Stored data:
** BEGIN **
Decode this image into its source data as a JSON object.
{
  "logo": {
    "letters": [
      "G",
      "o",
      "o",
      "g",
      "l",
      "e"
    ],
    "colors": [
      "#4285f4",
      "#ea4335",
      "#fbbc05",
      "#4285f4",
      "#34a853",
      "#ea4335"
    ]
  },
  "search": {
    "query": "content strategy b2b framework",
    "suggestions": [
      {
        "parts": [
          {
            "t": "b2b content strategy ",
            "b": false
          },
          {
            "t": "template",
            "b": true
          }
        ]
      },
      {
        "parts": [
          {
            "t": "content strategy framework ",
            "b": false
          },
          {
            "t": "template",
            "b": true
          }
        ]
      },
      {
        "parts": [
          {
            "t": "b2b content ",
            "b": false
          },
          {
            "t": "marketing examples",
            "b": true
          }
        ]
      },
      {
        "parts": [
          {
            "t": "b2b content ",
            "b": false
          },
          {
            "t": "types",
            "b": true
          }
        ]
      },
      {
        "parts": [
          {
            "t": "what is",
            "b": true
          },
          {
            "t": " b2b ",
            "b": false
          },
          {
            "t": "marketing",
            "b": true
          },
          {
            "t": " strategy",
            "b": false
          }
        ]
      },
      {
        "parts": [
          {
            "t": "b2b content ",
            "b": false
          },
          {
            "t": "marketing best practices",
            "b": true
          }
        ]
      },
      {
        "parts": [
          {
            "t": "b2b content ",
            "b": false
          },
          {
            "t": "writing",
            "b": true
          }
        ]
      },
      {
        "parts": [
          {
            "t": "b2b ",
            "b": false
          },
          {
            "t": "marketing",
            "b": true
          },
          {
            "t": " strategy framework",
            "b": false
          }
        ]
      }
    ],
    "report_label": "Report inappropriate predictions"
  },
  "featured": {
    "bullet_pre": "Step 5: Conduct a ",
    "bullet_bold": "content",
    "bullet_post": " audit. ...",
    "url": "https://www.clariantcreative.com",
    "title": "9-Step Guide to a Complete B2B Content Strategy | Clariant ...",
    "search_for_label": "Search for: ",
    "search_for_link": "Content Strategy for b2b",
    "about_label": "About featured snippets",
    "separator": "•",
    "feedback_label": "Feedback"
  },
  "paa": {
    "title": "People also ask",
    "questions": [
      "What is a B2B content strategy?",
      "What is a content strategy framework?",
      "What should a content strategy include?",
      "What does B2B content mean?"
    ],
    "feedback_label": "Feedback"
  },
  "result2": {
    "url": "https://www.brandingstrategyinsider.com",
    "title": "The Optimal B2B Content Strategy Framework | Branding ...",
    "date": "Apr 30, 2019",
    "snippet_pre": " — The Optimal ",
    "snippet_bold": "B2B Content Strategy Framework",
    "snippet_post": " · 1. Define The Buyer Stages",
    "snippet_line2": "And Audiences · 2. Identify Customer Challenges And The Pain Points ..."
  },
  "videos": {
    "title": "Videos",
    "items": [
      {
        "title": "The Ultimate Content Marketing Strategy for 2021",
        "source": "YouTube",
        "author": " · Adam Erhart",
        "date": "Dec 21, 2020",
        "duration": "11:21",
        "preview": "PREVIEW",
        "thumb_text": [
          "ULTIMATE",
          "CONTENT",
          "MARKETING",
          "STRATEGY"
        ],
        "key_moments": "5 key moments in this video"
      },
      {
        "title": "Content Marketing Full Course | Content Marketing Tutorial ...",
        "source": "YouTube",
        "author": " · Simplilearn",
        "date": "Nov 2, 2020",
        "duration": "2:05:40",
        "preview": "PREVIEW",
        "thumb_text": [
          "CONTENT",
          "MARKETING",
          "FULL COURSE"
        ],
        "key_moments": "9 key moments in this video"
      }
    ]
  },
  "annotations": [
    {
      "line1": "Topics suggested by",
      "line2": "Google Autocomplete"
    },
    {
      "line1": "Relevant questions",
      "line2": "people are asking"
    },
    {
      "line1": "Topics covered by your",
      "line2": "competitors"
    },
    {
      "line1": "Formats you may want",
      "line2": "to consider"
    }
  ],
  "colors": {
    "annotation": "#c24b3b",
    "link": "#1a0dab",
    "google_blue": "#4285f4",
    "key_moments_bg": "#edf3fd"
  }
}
** END **
> [Your task] Give a word-for-word copy of the records.

> [Final result]
Decode this image into its source data as a JSON object.
{
  "logo": {
    "letters": [
      "G",
      "o",
      "o",
      "g",
      "l",
      "e"
    ],
    "colors": [
      "#4285f4",
      "#ea4335",
      "#fbbc05",
      "#4285f4",
      "#34a853",
      "#ea4335"
    ]
  },
  "search": {
    "query": "content strategy b2b framework",
    "suggestions": [
      {
        "parts": [
          {
            "t": "b2b content strategy ",
            "b": false
          },
          {
            "t": "template",
            "b": true
          }
        ]
      },
      {
        "parts": [
          {
            "t": "content strategy framework ",
            "b": false
          },
          {
            "t": "template",
            "b": true
          }
        ]
      },
      {
        "parts": [
          {
            "t": "b2b content ",
            "b": false
          },
          {
            "t": "marketing examples",
            "b": true
          }
        ]
      },
      {
        "parts": [
          {
            "t": "b2b content ",
            "b": false
          },
          {
            "t": "types",
            "b": true
          }
        ]
      },
      {
        "parts": [
          {
            "t": "what is",
            "b": true
          },
          {
            "t": " b2b ",
            "b": false
          },
          {
            "t": "marketing",
            "b": true
          },
          {
            "t": " strategy",
            "b": false
          }
        ]
      },
      {
        "parts": [
          {
            "t": "b2b content ",
            "b": false
          },
          {
            "t": "marketing best practices",
            "b": true
          }
        ]
      },
      {
        "parts": [
          {
            "t": "b2b content ",
            "b": false
          },
          {
            "t": "writing",
            "b": true
          }
        ]
      },
      {
        "parts": [
          {
            "t": "b2b ",
            "b": false
          },
          {
            "t": "marketing",
            "b": true
          },
          {
            "t": " strategy framework",
            "b": false
          }
        ]
      }
    ],
    "report_label": "Report inappropriate predictions"
  },
  "featured": {
    "bullet_pre": "Step 5: Conduct a ",
    "bullet_bold": "content",
    "bullet_post": " audit. ...",
    "url": "https://www.clariantcreative.com",
    "title": "9-Step Guide to a Complete B2B Content Strategy | Clariant ...",
    "search_for_label": "Search for: ",
    "search_for_link": "Content Strategy for b2b",
    "about_label": "About featured snippets",
    "separator": "•",
    "feedback_label": "Feedback"
  },
  "paa": {
    "title": "People also ask",
    "questions": [
      "What is a B2B content strategy?",
      "What is a content strategy framework?",
      "What should a content strategy include?",
      "What does B2B content mean?"
    ],
    "feedback_label": "Feedback"
  },
  "result2": {
    "url": "https://www.brandingstrategyinsider.com",
    "title": "The Optimal B2B Content Strategy Framework | Branding ...",
    "date": "Apr 30, 2019",
    "snippet_pre": " — The Optimal ",
    "snippet_bold": "B2B Content Strategy Framework",
    "snippet_post": " · 1. Define The Buyer Stages",
    "snippet_line2": "And Audiences · 2. Identify Customer Challenges And The Pain Points ..."
  },
  "videos": {
    "title": "Videos",
    "items": [
      {
        "title": "The Ultimate Content Marketing Strategy for 2021",
        "source": "YouTube",
        "author": " · Adam Erhart",
        "date": "Dec 21, 2020",
        "duration": "11:21",
        "preview": "PREVIEW",
        "thumb_text": [
          "ULTIMATE",
          "CONTENT",
          "MARKETING",
          "STRATEGY"
        ],
        "key_moments": "5 key moments in this video"
      },
      {
        "title": "Content Marketing Full Course | Content Marketing Tutorial ...",
        "source": "YouTube",
        "author": " · Simplilearn",
        "date": "Nov 2, 2020",
        "duration": "2:05:40",
        "preview": "PREVIEW",
        "thumb_text": [
          "CONTENT",
          "MARKETING",
          "FULL COURSE"
        ],
        "key_moments": "9 key moments in this video"
      }
    ]
  },
  "annotations": [
    {
      "line1": "Topics suggested by",
      "line2": "Google Autocomplete"
    },
    {
      "line1": "Relevant questions",
      "line2": "people are asking"
    },
    {
      "line1": "Topics covered by your",
      "line2": "competitors"
    },
    {
      "line1": "Formats you may want",
      "line2": "to consider"
    }
  ],
  "colors": {
    "annotation": "#c24b3b",
    "link": "#1a0dab",
    "google_blue": "#4285f4",
    "key_moments_bg": "#edf3fd"
  }
}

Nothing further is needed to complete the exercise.